WORK INSTRUCTIONS.
The records below must be written out exactly, with every picture left behind.

DATA ROWS.
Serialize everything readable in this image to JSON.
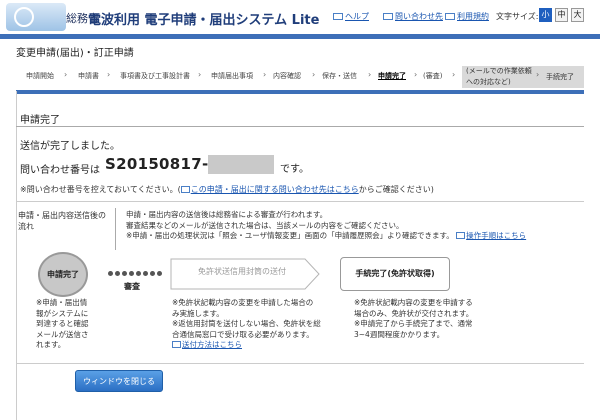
{
  "header": {
    "ministry": "総務省",
    "app_title": "電波利用 電子申請・届出システム Lite",
    "links": {
      "help": "ヘルプ",
      "contact": "問い合わせ先",
      "terms": "利用規約"
    },
    "font_size_label": "文字サイズ:",
    "font_sizes": [
      "小",
      "中",
      "大"
    ],
    "font_size_selected": "小",
    "accent_color": "#3d6fb8"
  },
  "page_title": "変更申請(届出)・訂正申請",
  "steps": {
    "items": [
      "申請開始",
      "申請書",
      "事項書及び工事設計書",
      "申請届出事項",
      "内容確認",
      "保存・送信",
      "申請完了",
      "(審査)"
    ],
    "current": "申請完了",
    "tail_note": "(メールでの作業依頼への対応など)",
    "tail_done": "手続完了"
  },
  "main": {
    "heading": "申請完了",
    "sent_message": "送信が完了しました。",
    "inquiry_label": "問い合わせ番号は",
    "inquiry_number": "S20150817-",
    "inquiry_suffix": "です。",
    "note_prefix": "※問い合わせ番号を控えておいてください。(",
    "note_link": "この申請・届出に関する問い合わせ先はこちら",
    "note_suffix": "からご確認ください)"
  },
  "flow": {
    "label": "申請・届出内容送信後の流れ",
    "desc_line1": "申請・届出内容の送信後は総務省による審査が行われます。",
    "desc_line2": "審査結果などのメールが送信された場合は、当該メールの内容をご確認ください。",
    "desc_line3": "※申請・届出の処理状況は「照会・ユーザ情報変更」画面の「申請履歴照会」より確認できます。",
    "desc_link": "操作手順はこちら",
    "circle_label": "申請完了",
    "review_label": "審査",
    "arrow_label": "免許状送信用封筒の送付",
    "done_label": "手続完了(免許状取得)",
    "col1": [
      "※申請・届出情",
      "報がシステムに",
      "到達すると確認",
      "メールが送信さ",
      "れます。"
    ],
    "col2": [
      "※免許状記載内容の変更を申請した場合の",
      "み実施します。",
      "※返信用封筒を送付しない場合、免許状を総",
      "合通信局窓口で受け取る必要があります。"
    ],
    "col2_link": "送付方法はこちら",
    "col3": [
      "※免許状記載内容の変更を申請する",
      "場合のみ、免許状が交付されます。",
      "※申請完了から手続完了まで、通常",
      "3~4週間程度かかります。"
    ]
  },
  "close_button": "ウィンドウを閉じる"
}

ANSWER TO THIS EXERCISE.
Serialize everything readable in this image to JSON.
{
  "header": {
    "ministry": "総務省",
    "app_title": "電波利用 電子申請・届出システム Lite",
    "links": {
      "help": "ヘルプ",
      "contact": "問い合わせ先",
      "terms": "利用規約"
    },
    "font_size_label": "文字サイズ:",
    "font_sizes": [
      "小",
      "中",
      "大"
    ],
    "font_size_selected": "小",
    "accent_color": "#3d6fb8"
  },
  "page_title": "変更申請(届出)・訂正申請",
  "steps": {
    "items": [
      "申請開始",
      "申請書",
      "事項書及び工事設計書",
      "申請届出事項",
      "内容確認",
      "保存・送信",
      "申請完了",
      "(審査)"
    ],
    "current": "申請完了",
    "tail_note": "(メールでの作業依頼への対応など)",
    "tail_done": "手続完了"
  },
  "main": {
    "heading": "申請完了",
    "sent_message": "送信が完了しました。",
    "inquiry_label": "問い合わせ番号は",
    "inquiry_number": "S20150817-",
    "inquiry_suffix": "です。",
    "note_prefix": "※問い合わせ番号を控えておいてください。(",
    "note_link": "この申請・届出に関する問い合わせ先はこちら",
    "note_suffix": "からご確認ください)"
  },
  "flow": {
    "label": "申請・届出内容送信後の流れ",
    "desc_line1": "申請・届出内容の送信後は総務省による審査が行われます。",
    "desc_line2": "審査結果などのメールが送信された場合は、当該メールの内容をご確認ください。",
    "desc_line3": "※申請・届出の処理状況は「照会・ユーザ情報変更」画面の「申請履歴照会」より確認できます。",
    "desc_link": "操作手順はこちら",
    "circle_label": "申請完了",
    "review_label": "審査",
    "arrow_label": "免許状送信用封筒の送付",
    "done_label": "手続完了(免許状取得)",
    "col1": [
      "※申請・届出情",
      "報がシステムに",
      "到達すると確認",
      "メールが送信さ",
      "れます。"
    ],
    "col2": [
      "※免許状記載内容の変更を申請した場合の",
      "み実施します。",
      "※返信用封筒を送付しない場合、免許状を総",
      "合通信局窓口で受け取る必要があります。"
    ],
    "col2_link": "送付方法はこちら",
    "col3": [
      "※免許状記載内容の変更を申請する",
      "場合のみ、免許状が交付されます。",
      "※申請完了から手続完了まで、通常",
      "3~4週間程度かかります。"
    ]
  },
  "close_button": "ウィンドウを閉じる"
}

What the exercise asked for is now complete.